To be done:
Tally up the lines that include "battery" and state that number by itself.

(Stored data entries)
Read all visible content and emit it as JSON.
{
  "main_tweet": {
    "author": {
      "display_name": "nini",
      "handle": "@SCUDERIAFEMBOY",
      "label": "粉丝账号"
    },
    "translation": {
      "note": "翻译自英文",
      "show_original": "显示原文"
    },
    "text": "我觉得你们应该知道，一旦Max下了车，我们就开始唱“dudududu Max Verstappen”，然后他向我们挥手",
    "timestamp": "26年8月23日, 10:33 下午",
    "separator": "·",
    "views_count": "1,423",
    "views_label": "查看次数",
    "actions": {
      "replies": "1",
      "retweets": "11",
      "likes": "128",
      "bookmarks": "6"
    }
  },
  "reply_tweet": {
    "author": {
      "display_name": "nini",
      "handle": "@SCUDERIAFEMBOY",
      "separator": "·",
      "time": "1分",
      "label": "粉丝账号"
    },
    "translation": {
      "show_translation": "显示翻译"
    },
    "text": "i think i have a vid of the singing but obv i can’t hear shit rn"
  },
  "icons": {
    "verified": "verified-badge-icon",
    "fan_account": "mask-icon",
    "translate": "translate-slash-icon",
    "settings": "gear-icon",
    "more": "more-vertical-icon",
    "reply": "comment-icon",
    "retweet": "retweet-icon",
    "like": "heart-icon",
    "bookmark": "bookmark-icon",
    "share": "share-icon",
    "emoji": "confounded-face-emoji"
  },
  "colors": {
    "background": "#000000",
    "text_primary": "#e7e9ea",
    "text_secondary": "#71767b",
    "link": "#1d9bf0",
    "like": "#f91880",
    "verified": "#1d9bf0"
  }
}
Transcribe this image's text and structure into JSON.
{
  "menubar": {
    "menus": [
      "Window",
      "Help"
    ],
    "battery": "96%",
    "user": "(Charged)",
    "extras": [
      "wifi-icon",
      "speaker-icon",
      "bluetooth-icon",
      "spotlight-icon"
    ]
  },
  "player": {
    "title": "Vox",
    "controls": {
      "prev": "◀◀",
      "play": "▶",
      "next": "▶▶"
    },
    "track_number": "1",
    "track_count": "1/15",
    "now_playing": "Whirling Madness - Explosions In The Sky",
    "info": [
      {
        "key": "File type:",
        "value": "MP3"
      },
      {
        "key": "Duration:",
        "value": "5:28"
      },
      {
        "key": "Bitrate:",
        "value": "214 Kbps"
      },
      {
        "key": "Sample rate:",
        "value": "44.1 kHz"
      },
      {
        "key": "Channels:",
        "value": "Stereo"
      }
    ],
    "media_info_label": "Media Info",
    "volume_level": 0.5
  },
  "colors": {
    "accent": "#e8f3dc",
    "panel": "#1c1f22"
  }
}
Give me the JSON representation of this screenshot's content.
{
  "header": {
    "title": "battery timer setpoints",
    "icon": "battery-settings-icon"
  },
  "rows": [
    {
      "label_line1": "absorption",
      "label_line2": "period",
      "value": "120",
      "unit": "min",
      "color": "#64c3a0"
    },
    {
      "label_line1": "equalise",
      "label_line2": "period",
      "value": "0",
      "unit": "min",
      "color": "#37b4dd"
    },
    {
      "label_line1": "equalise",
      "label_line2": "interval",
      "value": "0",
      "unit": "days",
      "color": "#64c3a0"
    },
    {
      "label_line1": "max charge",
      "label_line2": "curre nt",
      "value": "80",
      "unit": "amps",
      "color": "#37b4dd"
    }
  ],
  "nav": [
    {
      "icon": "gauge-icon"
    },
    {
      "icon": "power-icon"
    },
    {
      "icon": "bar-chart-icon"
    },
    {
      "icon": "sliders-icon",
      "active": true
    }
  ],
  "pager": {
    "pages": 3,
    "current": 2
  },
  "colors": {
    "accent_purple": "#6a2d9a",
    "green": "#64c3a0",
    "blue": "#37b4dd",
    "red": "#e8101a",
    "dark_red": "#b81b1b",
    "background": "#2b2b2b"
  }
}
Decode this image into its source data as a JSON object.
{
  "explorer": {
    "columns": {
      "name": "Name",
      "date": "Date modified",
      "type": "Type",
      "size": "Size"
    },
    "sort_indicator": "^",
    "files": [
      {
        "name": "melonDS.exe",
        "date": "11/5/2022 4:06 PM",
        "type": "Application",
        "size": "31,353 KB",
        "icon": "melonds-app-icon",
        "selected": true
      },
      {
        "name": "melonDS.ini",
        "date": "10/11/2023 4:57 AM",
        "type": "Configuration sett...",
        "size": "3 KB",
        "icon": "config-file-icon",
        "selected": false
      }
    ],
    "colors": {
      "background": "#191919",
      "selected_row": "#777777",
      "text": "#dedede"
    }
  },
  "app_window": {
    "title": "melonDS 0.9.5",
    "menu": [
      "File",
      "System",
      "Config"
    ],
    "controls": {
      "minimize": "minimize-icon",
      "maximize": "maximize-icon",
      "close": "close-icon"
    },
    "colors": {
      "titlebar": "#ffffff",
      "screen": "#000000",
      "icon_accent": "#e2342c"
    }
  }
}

Written answer:
3